EXERCISE
Could every line of the data be printed exactly as it reads?

Entries from a dataset

════════════════════

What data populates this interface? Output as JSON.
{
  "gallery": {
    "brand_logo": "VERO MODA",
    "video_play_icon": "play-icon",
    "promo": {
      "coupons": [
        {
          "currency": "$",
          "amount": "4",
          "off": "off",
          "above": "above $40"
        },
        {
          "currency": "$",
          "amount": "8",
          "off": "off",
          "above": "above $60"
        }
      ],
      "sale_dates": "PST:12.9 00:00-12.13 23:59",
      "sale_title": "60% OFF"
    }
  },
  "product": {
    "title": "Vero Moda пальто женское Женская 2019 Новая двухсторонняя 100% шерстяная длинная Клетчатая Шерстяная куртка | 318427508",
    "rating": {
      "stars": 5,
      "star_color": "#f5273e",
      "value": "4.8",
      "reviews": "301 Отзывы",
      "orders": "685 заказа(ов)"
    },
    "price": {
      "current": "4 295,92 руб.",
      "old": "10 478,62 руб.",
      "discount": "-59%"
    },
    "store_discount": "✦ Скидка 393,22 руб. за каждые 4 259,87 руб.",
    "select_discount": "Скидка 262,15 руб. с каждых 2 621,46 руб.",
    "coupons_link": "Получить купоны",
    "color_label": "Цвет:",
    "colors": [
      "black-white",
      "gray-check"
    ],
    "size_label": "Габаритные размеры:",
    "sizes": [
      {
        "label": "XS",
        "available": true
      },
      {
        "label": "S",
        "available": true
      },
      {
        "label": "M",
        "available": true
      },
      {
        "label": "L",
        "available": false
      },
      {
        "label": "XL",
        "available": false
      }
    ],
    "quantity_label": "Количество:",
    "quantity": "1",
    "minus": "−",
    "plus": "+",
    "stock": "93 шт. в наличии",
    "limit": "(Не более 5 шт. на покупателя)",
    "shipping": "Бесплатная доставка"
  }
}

════════════════════

CORRECT ANSWER
What data populates this interface? Output as JSON.
{
  "gallery": {
    "brand_logo": "VERO MODA",
    "video_play_icon": "play-icon",
    "promo": {
      "coupons": [
        {
          "currency": "$",
          "amount": "4",
          "off": "off",
          "above": "above $40"
        },
        {
          "currency": "$",
          "amount": "8",
          "off": "off",
          "above": "above $60"
        }
      ],
      "sale_dates": "PST:12.9 00:00-12.13 23:59",
      "sale_title": "60% OFF"
    }
  },
  "product": {
    "title": "Vero Moda пальто женское Женская 2019 Новая двухсторонняя 100% шерстяная длинная Клетчатая Шерстяная куртка | 318427508",
    "rating": {
      "stars": 5,
      "star_color": "#f5273e",
      "value": "4.8",
      "reviews": "301 Отзывы",
      "orders": "685 заказа(ов)"
    },
    "price": {
      "current": "4 295,92 руб.",
      "old": "10 478,62 руб.",
      "discount": "-59%"
    },
    "store_discount": "✦ Скидка 393,22 руб. за каждые 4 259,87 руб.",
    "select_discount": "Скидка 262,15 руб. с каждых 2 621,46 руб.",
    "coupons_link": "Получить купоны",
    "color_label": "Цвет:",
    "colors": [
      "black-white",
      "gray-check"
    ],
    "size_label": "Габаритные размеры:",
    "sizes": [
      {
        "label": "XS",
        "available": true
      },
      {
        "label": "S",
        "available": true
      },
      {
        "label": "M",
        "available": true
      },
      {
        "label": "L",
        "available": false
      },
      {
        "label": "XL",
        "available": false
      }
    ],
    "quantity_label": "Количество:",
    "quantity": "1",
    "minus": "−",
    "plus": "+",
    "stock": "93 шт. в наличии",
    "limit": "(Не более 5 шт. на покупателя)",
    "shipping": "Бесплатная доставка"
  }
}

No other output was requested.